───── Dataset records ─────
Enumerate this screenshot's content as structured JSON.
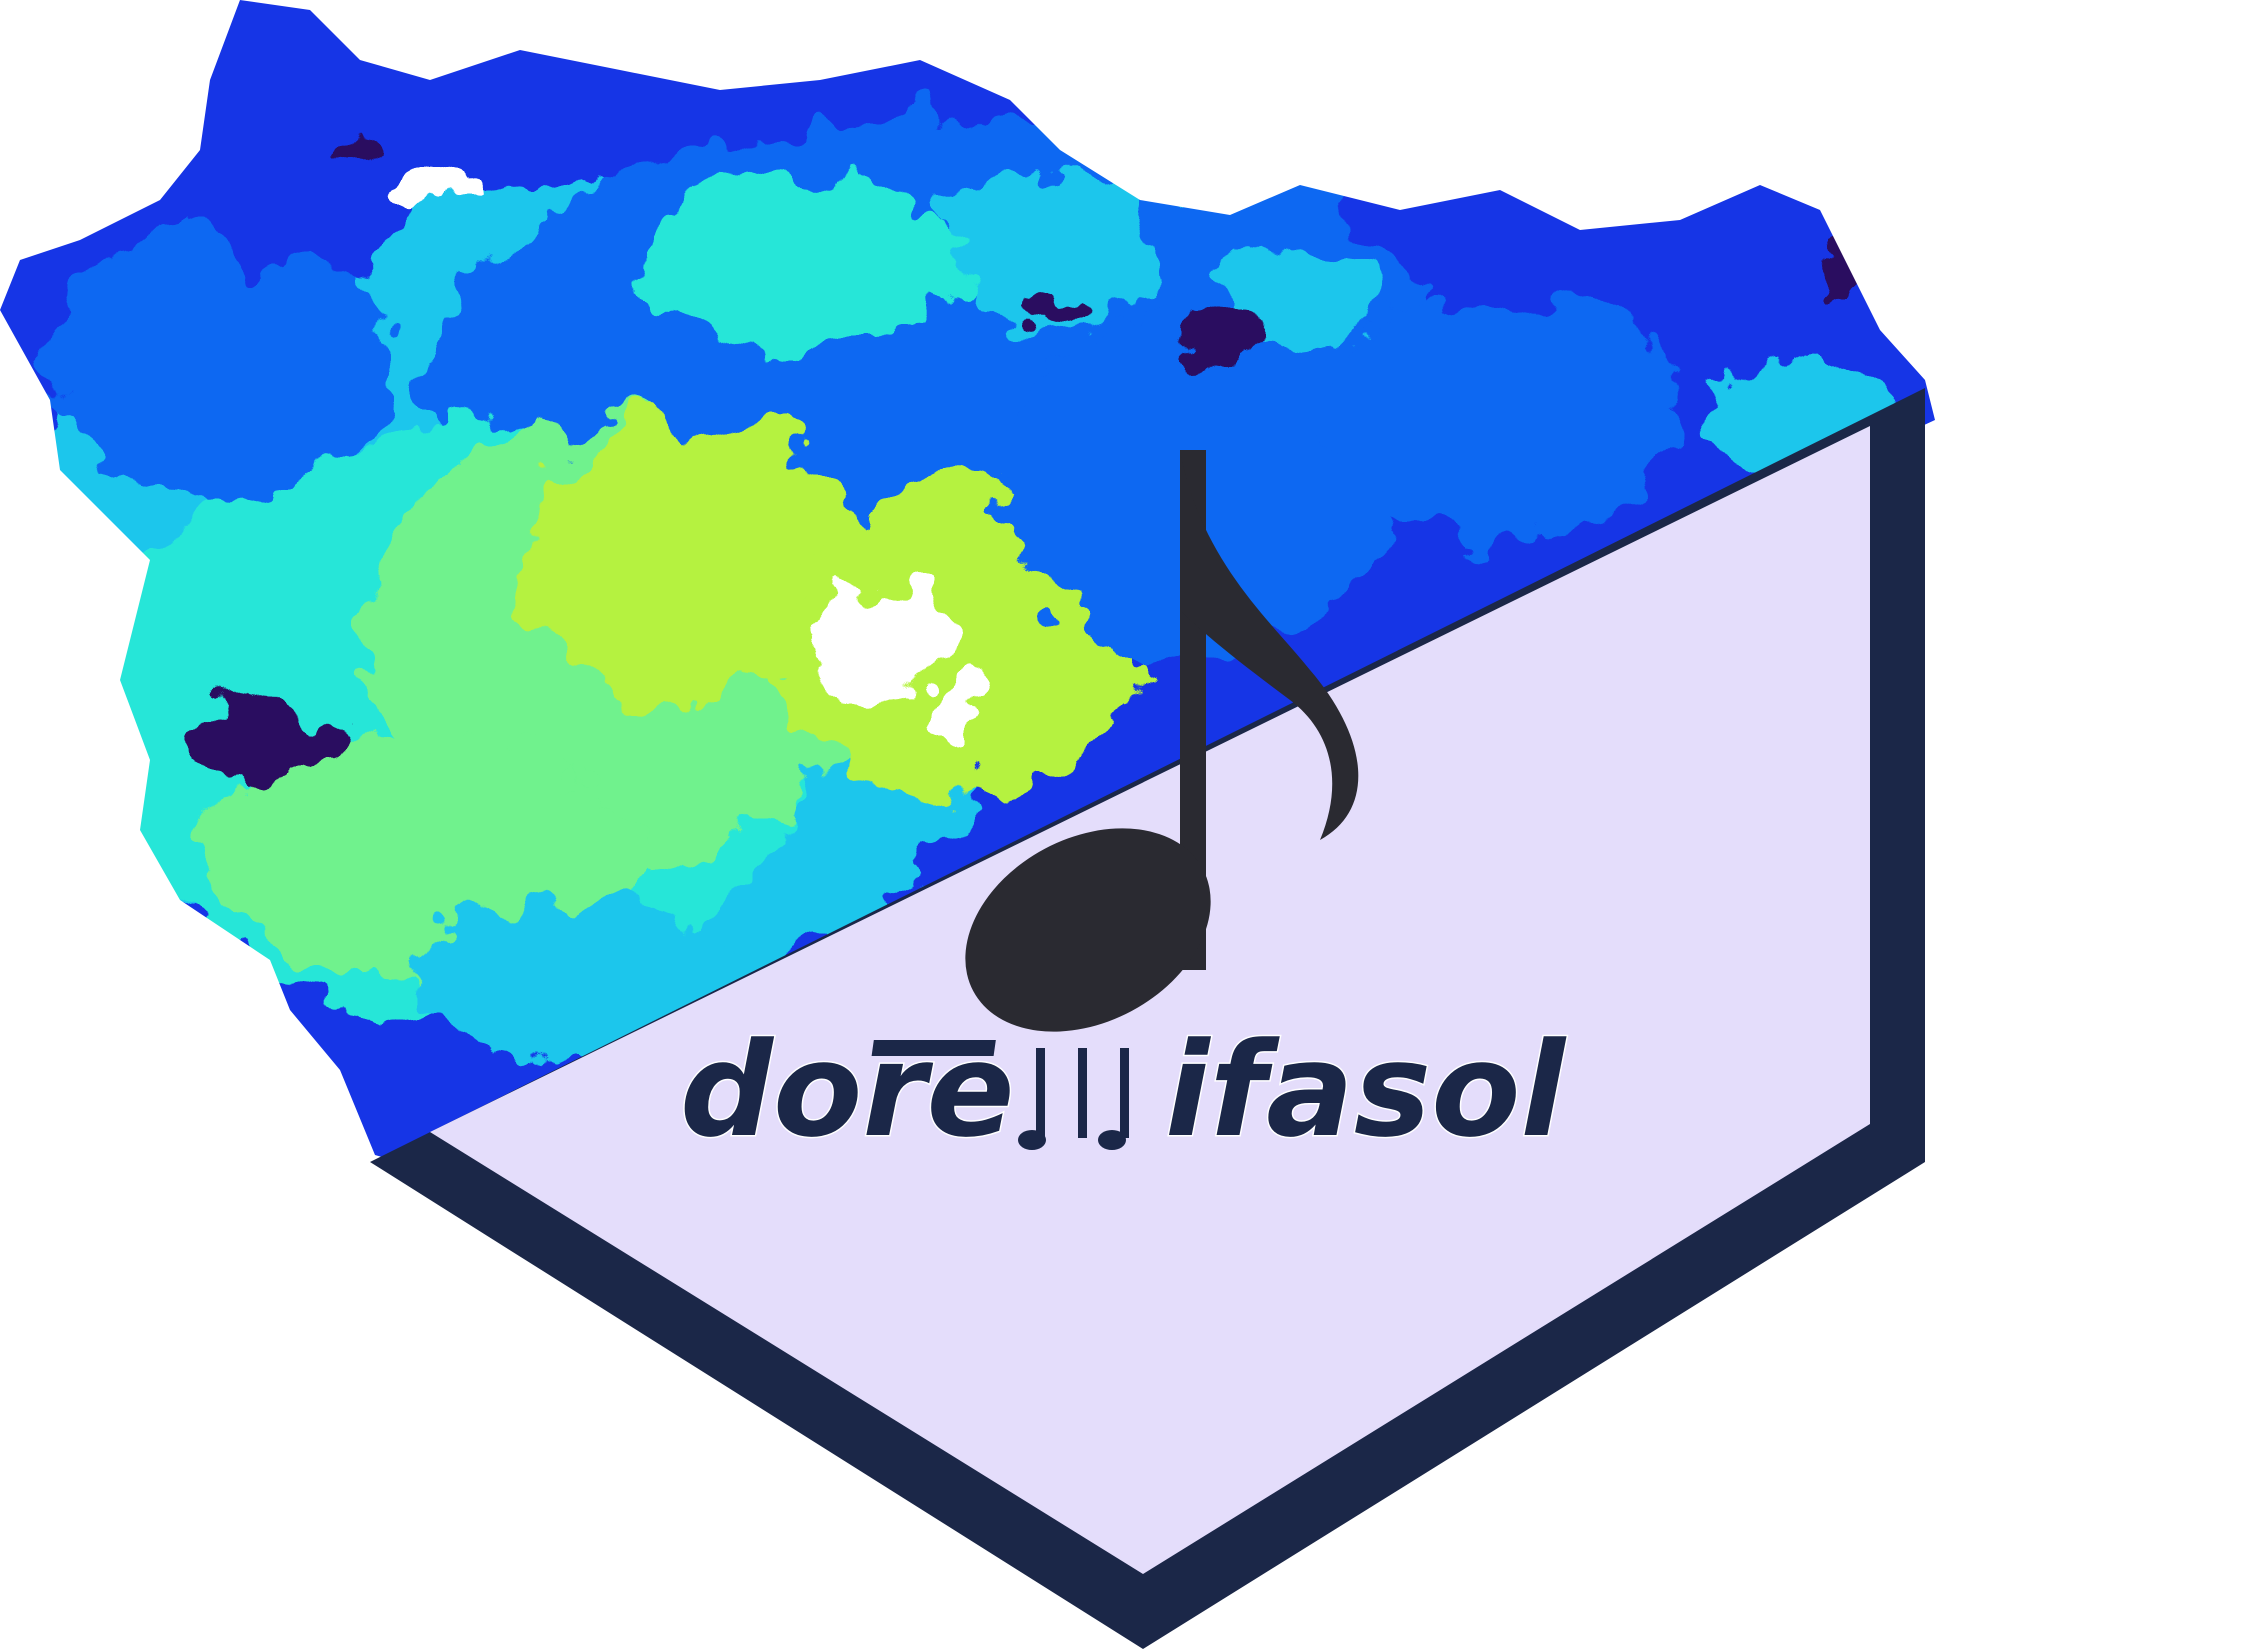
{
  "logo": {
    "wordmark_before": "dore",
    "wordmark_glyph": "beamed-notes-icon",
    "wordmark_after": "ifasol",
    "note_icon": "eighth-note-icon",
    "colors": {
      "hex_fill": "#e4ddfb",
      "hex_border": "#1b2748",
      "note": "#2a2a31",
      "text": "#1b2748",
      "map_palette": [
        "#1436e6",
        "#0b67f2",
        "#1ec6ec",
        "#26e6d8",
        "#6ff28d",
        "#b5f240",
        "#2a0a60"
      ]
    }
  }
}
─────
───── Dataset records ─────
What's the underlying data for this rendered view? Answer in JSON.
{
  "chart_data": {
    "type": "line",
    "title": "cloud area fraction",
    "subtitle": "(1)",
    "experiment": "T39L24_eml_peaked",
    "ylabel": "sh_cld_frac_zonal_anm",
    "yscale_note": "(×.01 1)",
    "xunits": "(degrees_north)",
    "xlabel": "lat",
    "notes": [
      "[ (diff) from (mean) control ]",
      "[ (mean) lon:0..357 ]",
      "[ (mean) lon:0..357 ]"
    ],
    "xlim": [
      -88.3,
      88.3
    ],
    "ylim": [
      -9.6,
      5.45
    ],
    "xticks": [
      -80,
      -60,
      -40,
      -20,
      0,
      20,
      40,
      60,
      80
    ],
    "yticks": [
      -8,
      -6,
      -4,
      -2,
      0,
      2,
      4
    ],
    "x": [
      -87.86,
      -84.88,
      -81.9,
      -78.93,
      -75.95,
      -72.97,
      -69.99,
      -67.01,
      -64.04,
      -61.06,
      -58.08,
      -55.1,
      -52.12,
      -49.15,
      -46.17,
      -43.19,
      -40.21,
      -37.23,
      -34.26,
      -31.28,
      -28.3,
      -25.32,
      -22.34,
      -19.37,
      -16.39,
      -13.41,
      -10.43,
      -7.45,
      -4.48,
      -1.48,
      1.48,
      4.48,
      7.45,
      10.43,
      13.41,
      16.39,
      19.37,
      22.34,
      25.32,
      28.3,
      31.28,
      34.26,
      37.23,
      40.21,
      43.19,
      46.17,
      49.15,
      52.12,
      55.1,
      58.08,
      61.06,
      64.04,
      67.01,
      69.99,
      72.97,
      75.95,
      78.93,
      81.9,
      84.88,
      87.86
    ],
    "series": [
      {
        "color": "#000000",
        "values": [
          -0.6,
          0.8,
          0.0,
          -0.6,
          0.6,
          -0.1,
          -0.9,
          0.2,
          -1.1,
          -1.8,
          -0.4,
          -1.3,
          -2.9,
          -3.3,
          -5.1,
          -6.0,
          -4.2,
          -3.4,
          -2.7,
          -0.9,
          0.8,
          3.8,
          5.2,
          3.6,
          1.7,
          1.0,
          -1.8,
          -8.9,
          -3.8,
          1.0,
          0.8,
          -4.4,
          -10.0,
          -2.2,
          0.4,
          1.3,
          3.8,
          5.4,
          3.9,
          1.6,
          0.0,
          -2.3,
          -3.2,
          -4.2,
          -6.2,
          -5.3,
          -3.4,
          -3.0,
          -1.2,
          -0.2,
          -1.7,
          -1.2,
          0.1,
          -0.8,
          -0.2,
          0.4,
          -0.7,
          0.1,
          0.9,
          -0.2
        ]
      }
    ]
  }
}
─────
*Exercise*
Show the lines of the records that include the string "JSON".

*Reply*
Enumerate this screenshot's content as structured JSON.
What's the underlying data for this rendered view? Answer in JSON.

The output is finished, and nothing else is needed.